* Problem requirements:
Return all lines in the material below that contain "rates".
___
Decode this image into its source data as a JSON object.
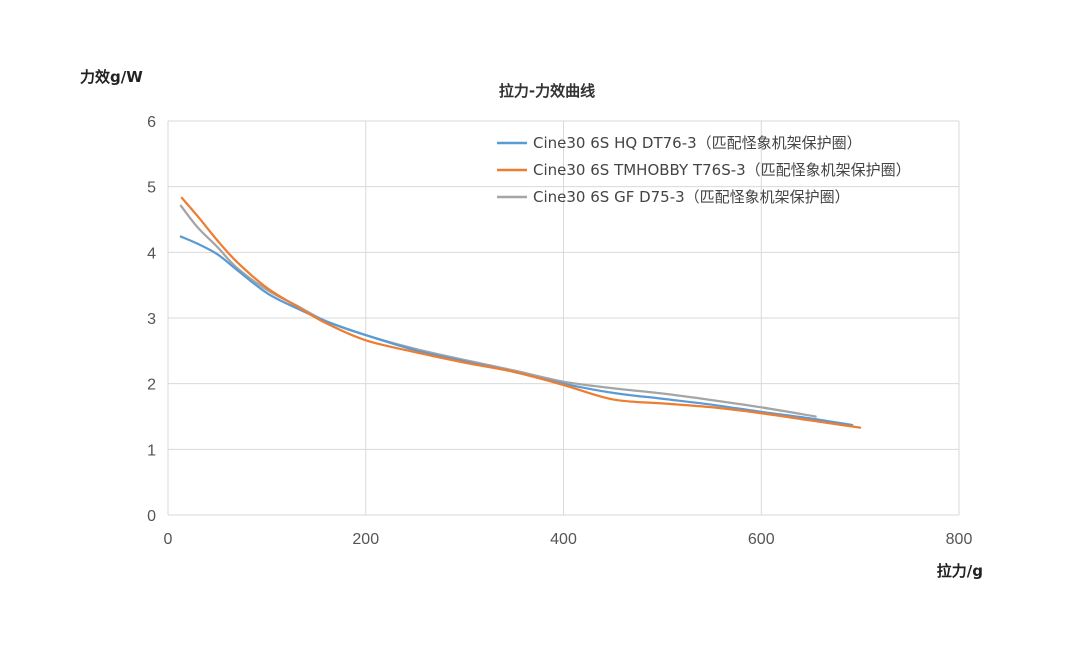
{
  "chart_data": {
    "type": "line",
    "title": "拉力-力效曲线",
    "xlabel": "拉力/g",
    "ylabel": "力效g/W",
    "xlim": [
      0,
      800
    ],
    "ylim": [
      0,
      6
    ],
    "xticks": [
      0,
      200,
      400,
      600,
      800
    ],
    "yticks": [
      0,
      1,
      2,
      3,
      4,
      5,
      6
    ],
    "grid": true,
    "legend_position": "top-right",
    "series": [
      {
        "name": "Cine30 6S HQ DT76-3（匹配怪象机架保护圈）",
        "color": "#5b9bd5",
        "x": [
          13,
          30,
          50,
          70,
          100,
          130,
          160,
          200,
          250,
          300,
          350,
          400,
          450,
          500,
          550,
          600,
          650,
          692
        ],
        "y": [
          4.24,
          4.13,
          3.97,
          3.73,
          3.38,
          3.15,
          2.95,
          2.74,
          2.51,
          2.34,
          2.18,
          2.0,
          1.86,
          1.77,
          1.68,
          1.57,
          1.47,
          1.37
        ]
      },
      {
        "name": "Cine30 6S TMHOBBY T76S-3（匹配怪象机架保护圈）",
        "color": "#ed7d31",
        "x": [
          14,
          30,
          50,
          70,
          100,
          130,
          160,
          200,
          250,
          300,
          350,
          400,
          450,
          500,
          550,
          600,
          650,
          700
        ],
        "y": [
          4.83,
          4.55,
          4.18,
          3.85,
          3.46,
          3.18,
          2.92,
          2.66,
          2.48,
          2.32,
          2.18,
          1.98,
          1.76,
          1.7,
          1.64,
          1.55,
          1.44,
          1.33
        ]
      },
      {
        "name": "Cine30 6S GF  D75-3（匹配怪象机架保护圈）",
        "color": "#a5a5a5",
        "x": [
          13,
          30,
          50,
          70,
          100,
          130,
          160,
          200,
          250,
          300,
          350,
          400,
          450,
          500,
          550,
          600,
          655
        ],
        "y": [
          4.71,
          4.38,
          4.08,
          3.76,
          3.43,
          3.19,
          2.95,
          2.74,
          2.53,
          2.36,
          2.2,
          2.03,
          1.93,
          1.85,
          1.75,
          1.64,
          1.5
        ]
      }
    ]
  }
}
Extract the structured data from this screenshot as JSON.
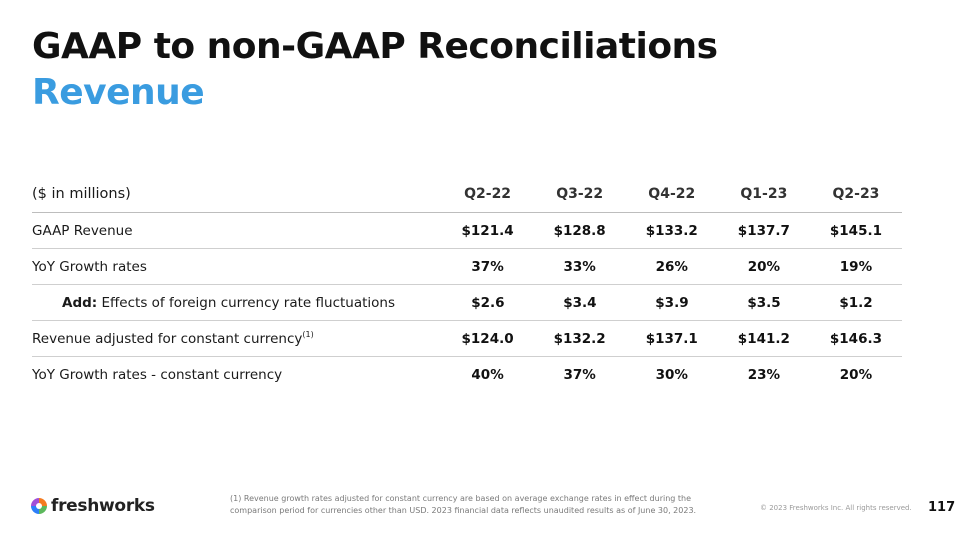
{
  "header": {
    "title": "GAAP to non-GAAP Reconciliations",
    "subtitle": "Revenue"
  },
  "table": {
    "units_label": "($ in millions)",
    "columns": [
      "Q2-22",
      "Q3-22",
      "Q4-22",
      "Q1-23",
      "Q2-23"
    ],
    "rows": [
      {
        "label": "GAAP Revenue",
        "values": [
          "$121.4",
          "$128.8",
          "$133.2",
          "$137.7",
          "$145.1"
        ]
      },
      {
        "label": "YoY Growth rates",
        "values": [
          "37%",
          "33%",
          "26%",
          "20%",
          "19%"
        ]
      },
      {
        "label_bold": "Add:",
        "label": " Effects of foreign currency rate fluctuations",
        "values": [
          "$2.6",
          "$3.4",
          "$3.9",
          "$3.5",
          "$1.2"
        ]
      },
      {
        "label": "Revenue adjusted for constant currency",
        "superscript": "(1)",
        "values": [
          "$124.0",
          "$132.2",
          "$137.1",
          "$141.2",
          "$146.3"
        ]
      },
      {
        "label": "YoY Growth rates - constant currency",
        "values": [
          "40%",
          "37%",
          "30%",
          "23%",
          "20%"
        ]
      }
    ]
  },
  "footer": {
    "logo_text": "freshworks",
    "footnote": "(1) Revenue growth rates adjusted for constant currency are based on average exchange rates in effect during the comparison period for currencies other than USD. 2023 financial data reflects unaudited results as of June 30, 2023.",
    "copyright": "© 2023 Freshworks Inc. All rights reserved.",
    "page_number": "117"
  },
  "colors": {
    "accent": "#3a9ce0",
    "title": "#111111",
    "logo_orange": "#f47b20",
    "logo_green": "#5cb85c",
    "logo_blue": "#2d7ff9",
    "logo_purple": "#a14fd8"
  }
}
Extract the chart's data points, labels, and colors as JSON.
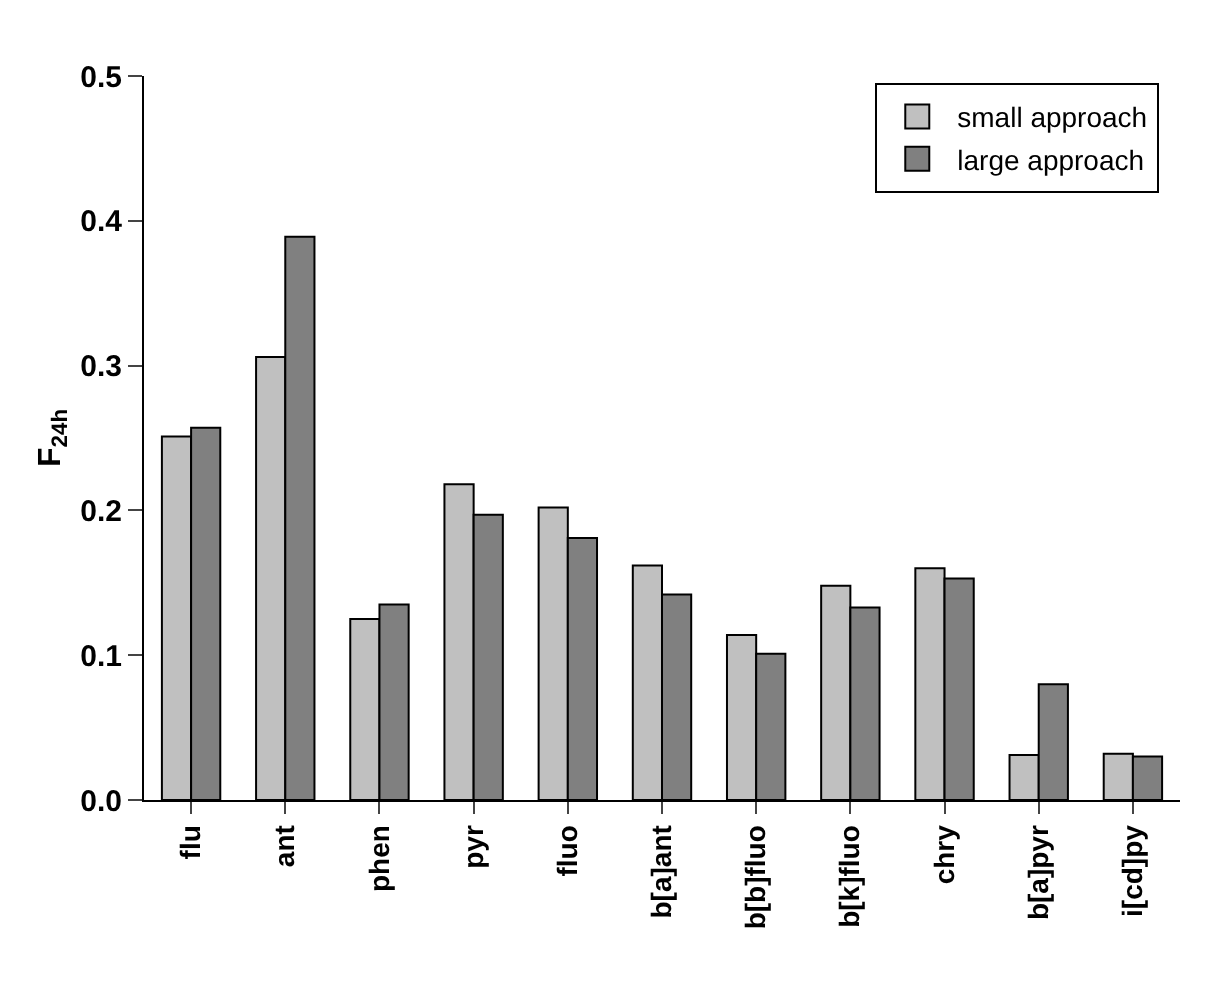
{
  "chart_data": {
    "type": "bar",
    "ylabel": "F$_{24h}$",
    "categories": [
      "flu",
      "ant",
      "phen",
      "pyr",
      "fluo",
      "b[a]ant",
      "b[b]fluo",
      "b[k]fluo",
      "chry",
      "b[a]pyr",
      "i[cd]py"
    ],
    "series": [
      {
        "name": "small approach",
        "color": "#c0c0c0",
        "values": [
          0.251,
          0.306,
          0.125,
          0.218,
          0.202,
          0.162,
          0.114,
          0.148,
          0.16,
          0.031,
          0.032
        ]
      },
      {
        "name": "large approach",
        "color": "#808080",
        "values": [
          0.257,
          0.389,
          0.135,
          0.197,
          0.181,
          0.142,
          0.101,
          0.133,
          0.153,
          0.08,
          0.03
        ]
      }
    ],
    "ylim": [
      0,
      0.5
    ],
    "yticks": [
      {
        "value": 0,
        "label": "0.0"
      },
      {
        "value": 0.1,
        "label": "0.1"
      },
      {
        "value": 0.2,
        "label": "0.2"
      },
      {
        "value": 0.3,
        "label": "0.3"
      },
      {
        "value": 0.4,
        "label": "0.4"
      },
      {
        "value": 0.5,
        "label": "0.5"
      }
    ],
    "grid": false,
    "legend": "top right"
  }
}
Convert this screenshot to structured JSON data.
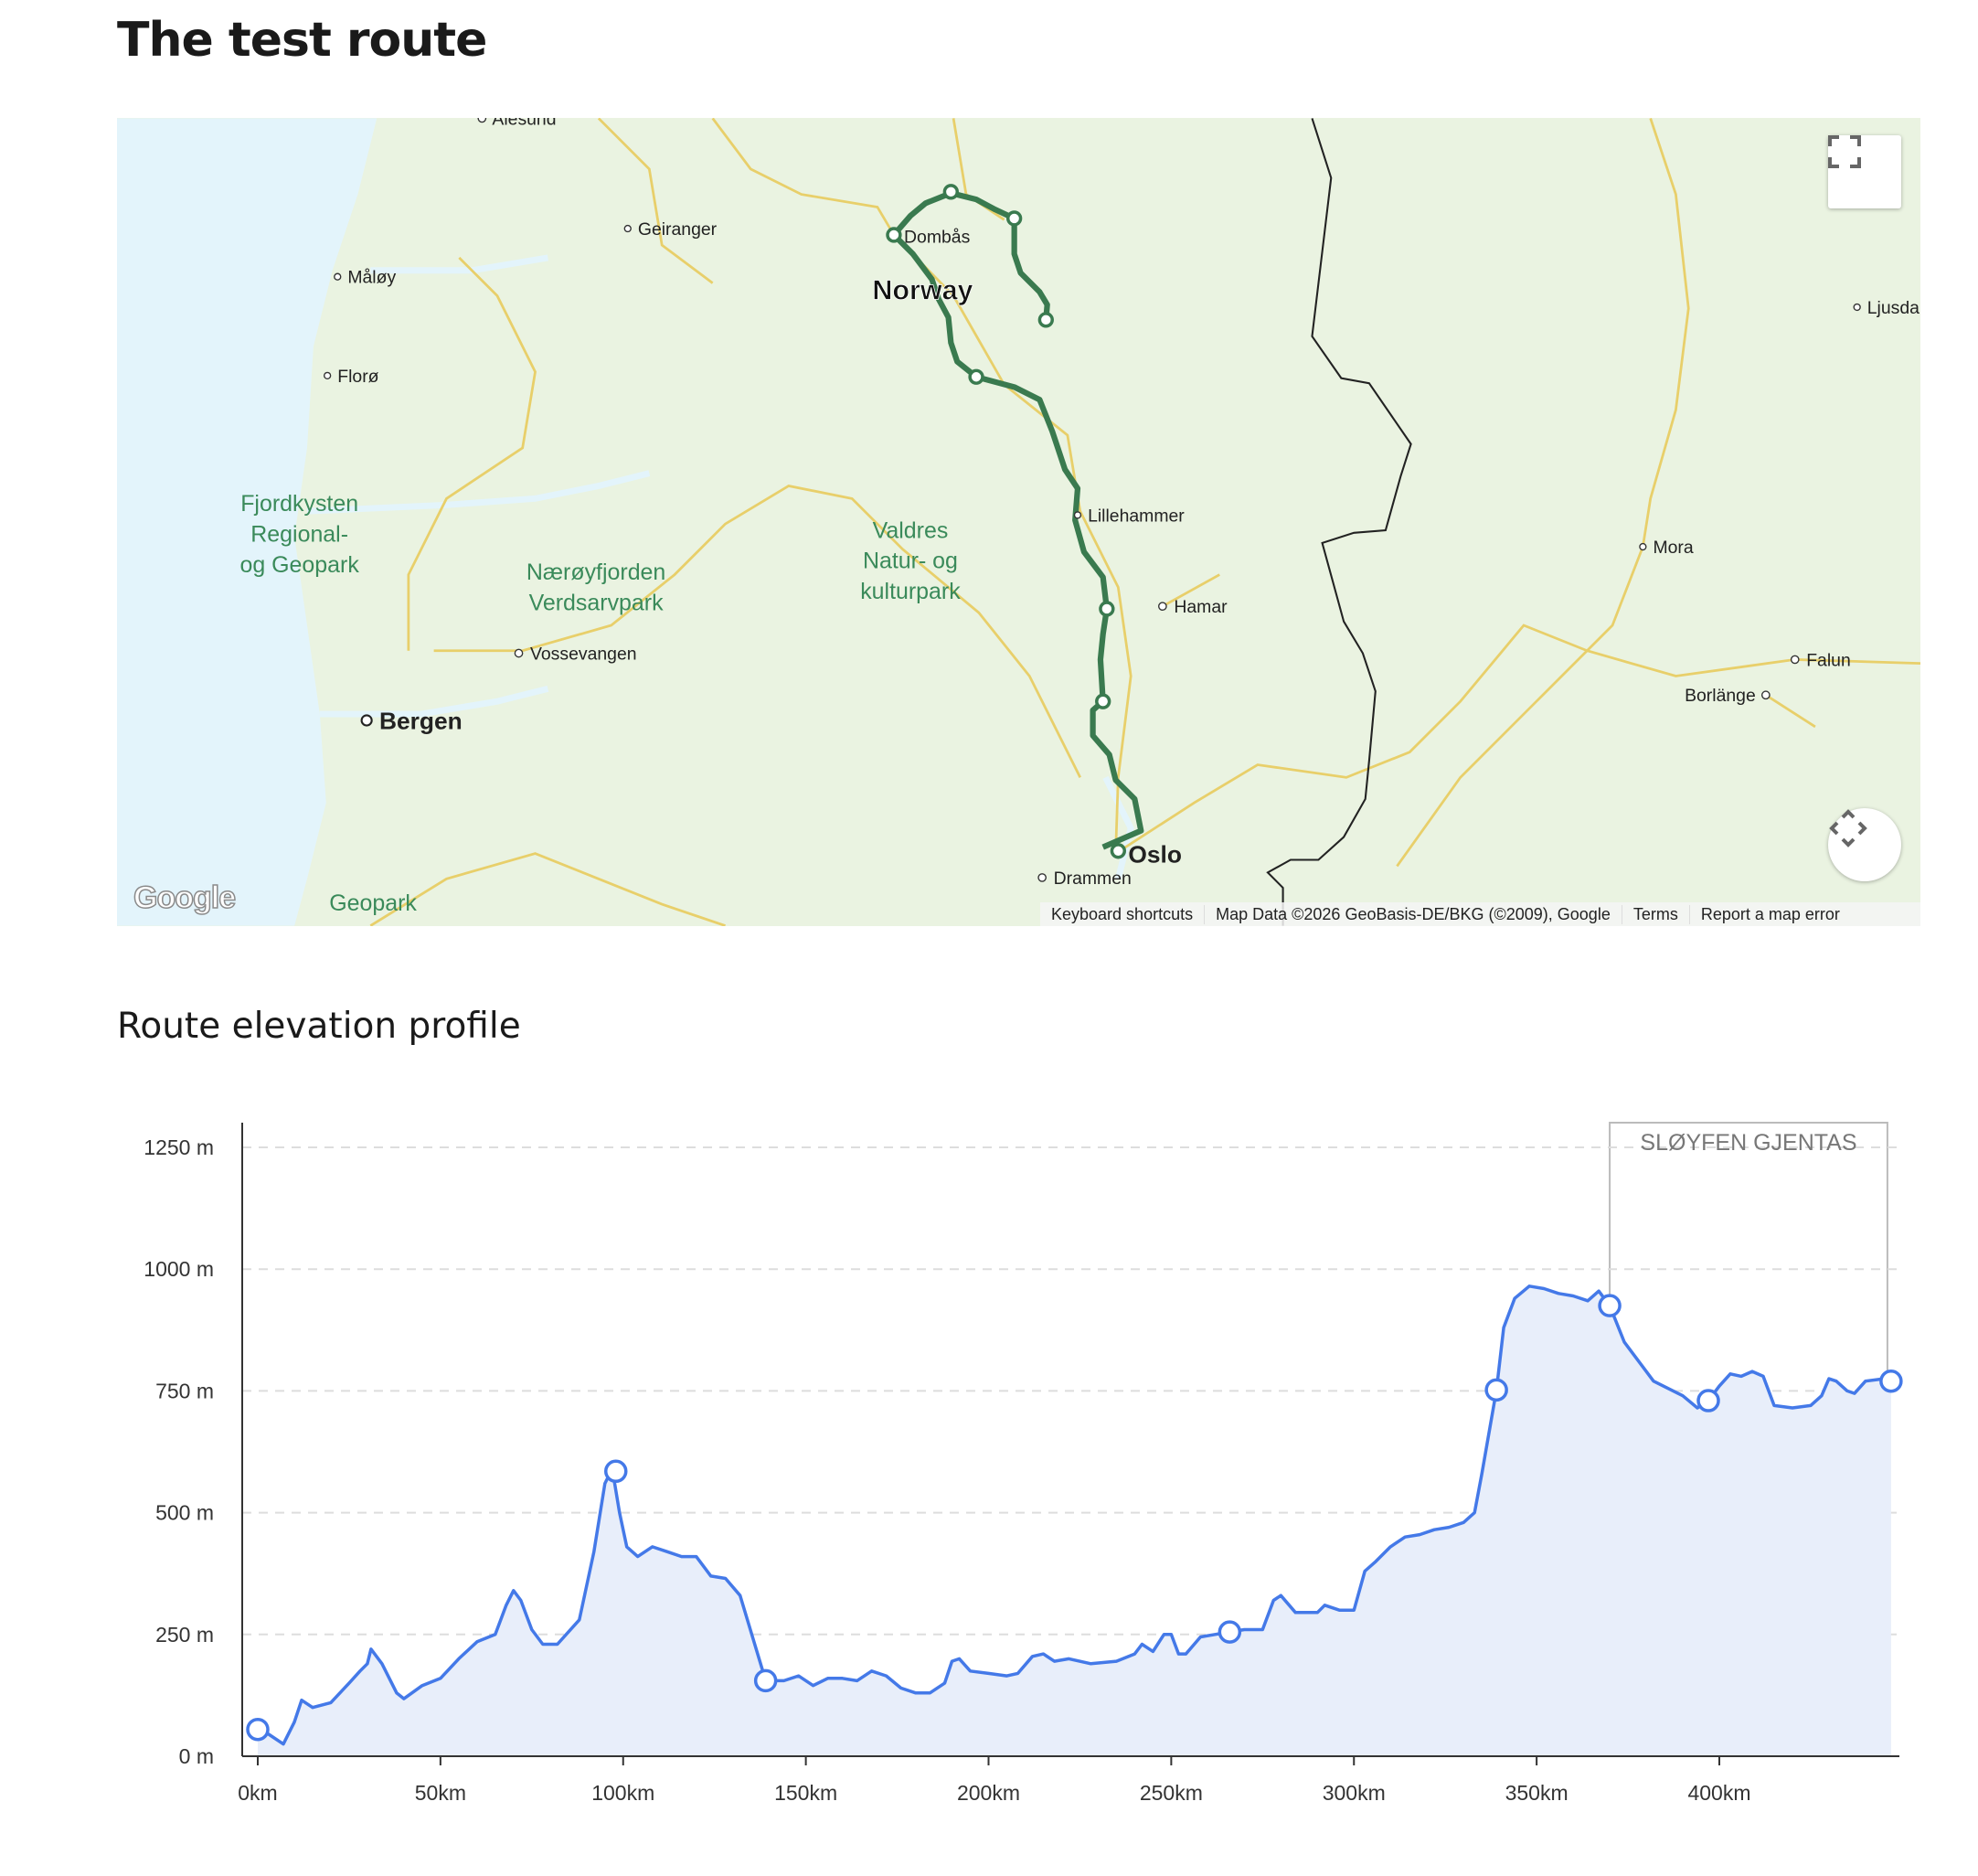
{
  "page": {
    "title": "The test route"
  },
  "map": {
    "country_label": "Norway",
    "cities": [
      {
        "name": "Ålesund"
      },
      {
        "name": "Geiranger"
      },
      {
        "name": "Måløy"
      },
      {
        "name": "Florø"
      },
      {
        "name": "Dombås"
      },
      {
        "name": "Ljusdal"
      },
      {
        "name": "Lillehammer"
      },
      {
        "name": "Hamar"
      },
      {
        "name": "Mora"
      },
      {
        "name": "Falun"
      },
      {
        "name": "Borlänge"
      },
      {
        "name": "Vossevangen"
      },
      {
        "name": "Bergen"
      },
      {
        "name": "Oslo"
      },
      {
        "name": "Drammen"
      }
    ],
    "parks": [
      {
        "lines": [
          "Fjordkysten",
          "Regional-",
          "og Geopark"
        ]
      },
      {
        "lines": [
          "Nærøyfjorden",
          "Verdsarvpark"
        ]
      },
      {
        "lines": [
          "Valdres",
          "Natur- og",
          "kulturpark"
        ]
      },
      {
        "lines": [
          "Geopark"
        ]
      }
    ],
    "logo": "Google",
    "attribution": {
      "keyboard_shortcuts": "Keyboard shortcuts",
      "map_data": "Map Data ©2026 GeoBasis-DE/BKG (©2009), Google",
      "terms": "Terms",
      "report": "Report a map error"
    },
    "controls": {
      "fullscreen_icon": "fullscreen-icon",
      "pan_icon": "move-arrows-icon"
    },
    "colors": {
      "route": "#3a7a4f",
      "land": "#eaf3e1",
      "water": "#e3f4fb",
      "roads": "#e8cf6a",
      "park_text": "#3a8a5a"
    }
  },
  "elevation": {
    "title": "Route elevation profile"
  },
  "chart_data": {
    "type": "area",
    "xlabel": "",
    "ylabel": "",
    "xlim": [
      0,
      450
    ],
    "ylim": [
      0,
      1300
    ],
    "grid": true,
    "x_ticks": [
      "0km",
      "50km",
      "100km",
      "150km",
      "200km",
      "250km",
      "300km",
      "350km",
      "400km"
    ],
    "y_ticks": [
      "0 m",
      "250 m",
      "500 m",
      "750 m",
      "1000 m",
      "1250 m"
    ],
    "series": [
      {
        "x": [
          0,
          3,
          7,
          10,
          12,
          15,
          20,
          25,
          28,
          30,
          31,
          34,
          38,
          40,
          45,
          50,
          55,
          60,
          65,
          68,
          70,
          72,
          75,
          78,
          82,
          88,
          92,
          95,
          97,
          99,
          101,
          104,
          108,
          112,
          116,
          120,
          124,
          128,
          132,
          136,
          139,
          144,
          148,
          152,
          156,
          160,
          164,
          168,
          172,
          176,
          180,
          184,
          188,
          190,
          192,
          195,
          200,
          205,
          208,
          212,
          215,
          218,
          222,
          228,
          235,
          240,
          242,
          245,
          248,
          250,
          252,
          254,
          258,
          262,
          266,
          270,
          275,
          278,
          280,
          284,
          290,
          292,
          296,
          300,
          303,
          306,
          310,
          314,
          318,
          322,
          326,
          330,
          333,
          335,
          339,
          341,
          344,
          348,
          352,
          356,
          360,
          364,
          367,
          370,
          374,
          378,
          382,
          386,
          390,
          394,
          397,
          400,
          403,
          406,
          409,
          412,
          415,
          420,
          425,
          428,
          430,
          432,
          435,
          437,
          440,
          445,
          447
        ],
        "y": [
          55,
          45,
          25,
          70,
          115,
          100,
          110,
          150,
          175,
          190,
          220,
          190,
          130,
          118,
          145,
          160,
          200,
          235,
          250,
          310,
          340,
          320,
          260,
          230,
          230,
          280,
          420,
          560,
          590,
          500,
          430,
          410,
          430,
          420,
          410,
          410,
          370,
          365,
          330,
          230,
          155,
          155,
          165,
          145,
          160,
          160,
          155,
          175,
          165,
          140,
          130,
          130,
          150,
          195,
          200,
          175,
          170,
          165,
          170,
          205,
          210,
          195,
          200,
          190,
          195,
          210,
          230,
          215,
          250,
          250,
          210,
          210,
          245,
          250,
          255,
          260,
          260,
          320,
          330,
          295,
          295,
          310,
          300,
          300,
          380,
          400,
          430,
          450,
          455,
          465,
          470,
          480,
          500,
          580,
          752,
          880,
          940,
          965,
          960,
          950,
          945,
          935,
          955,
          925,
          850,
          810,
          770,
          755,
          740,
          715,
          730,
          760,
          785,
          780,
          790,
          780,
          720,
          715,
          720,
          740,
          775,
          770,
          750,
          745,
          770,
          775,
          770
        ],
        "markers_x": [
          0,
          98,
          139,
          266,
          339,
          370,
          397,
          447
        ],
        "markers_y": [
          55,
          585,
          155,
          255,
          752,
          925,
          730,
          770
        ]
      }
    ],
    "annotation": {
      "label": "SLØYFEN GJENTAS",
      "x_start": 370,
      "x_end": 446
    },
    "colors": {
      "line": "#4479e8",
      "fill": "#e8eefa",
      "annotation_border": "#bbbbbb",
      "annotation_text": "#777777"
    }
  }
}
___
* Task output:
        "label": "YoY Growth rates",
        "label": "YoY Growth rates - constant currency",
    "footnote": "(1) Revenue growth rates adjusted for constant currency are based on average exchange rates in effect during the comparison period for currencies other than USD. 2023 financial data reflects unaudited results as of June 30, 2023.",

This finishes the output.